*Task*. Every entry that follows should be reproduced exactly.

Rows from a dataset

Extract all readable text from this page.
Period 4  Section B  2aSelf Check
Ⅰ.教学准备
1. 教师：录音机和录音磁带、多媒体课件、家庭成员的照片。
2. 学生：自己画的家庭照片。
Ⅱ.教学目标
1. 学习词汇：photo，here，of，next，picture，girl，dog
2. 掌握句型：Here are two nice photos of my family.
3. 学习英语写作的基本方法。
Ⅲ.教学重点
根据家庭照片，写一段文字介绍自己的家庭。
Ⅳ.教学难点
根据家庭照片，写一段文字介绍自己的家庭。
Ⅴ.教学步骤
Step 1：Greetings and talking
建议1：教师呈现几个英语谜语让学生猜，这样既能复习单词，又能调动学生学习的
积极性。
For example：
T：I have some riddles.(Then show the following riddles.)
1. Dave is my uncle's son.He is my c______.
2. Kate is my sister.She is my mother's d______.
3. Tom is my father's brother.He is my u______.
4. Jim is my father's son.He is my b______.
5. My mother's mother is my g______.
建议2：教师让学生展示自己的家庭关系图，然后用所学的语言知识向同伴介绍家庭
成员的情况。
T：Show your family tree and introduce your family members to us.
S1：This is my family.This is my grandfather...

*Answer to this exercise*.
Extract all readable text from this page.
Period 4  Section B  2aSelf Check
Ⅰ.教学准备
1. 教师：录音机和录音磁带、多媒体课件、家庭成员的照片。
2. 学生：自己画的家庭照片。
Ⅱ.教学目标
1. 学习词汇：photo，here，of，next，picture，girl，dog
2. 掌握句型：Here are two nice photos of my family.
3. 学习英语写作的基本方法。
Ⅲ.教学重点
根据家庭照片，写一段文字介绍自己的家庭。
Ⅳ.教学难点
根据家庭照片，写一段文字介绍自己的家庭。
Ⅴ.教学步骤
Step 1：Greetings and talking
建议1：教师呈现几个英语谜语让学生猜，这样既能复习单词，又能调动学生学习的
积极性。
For example：
T：I have some riddles.(Then show the following riddles.)
1. Dave is my uncle's son.He is my c______.
2. Kate is my sister.She is my mother's d______.
3. Tom is my father's brother.He is my u______.
4. Jim is my father's son.He is my b______.
5. My mother's mother is my g______.
建议2：教师让学生展示自己的家庭关系图，然后用所学的语言知识向同伴介绍家庭
成员的情况。
T：Show your family tree and introduce your family members to us.
S1：This is my family.This is my grandfather...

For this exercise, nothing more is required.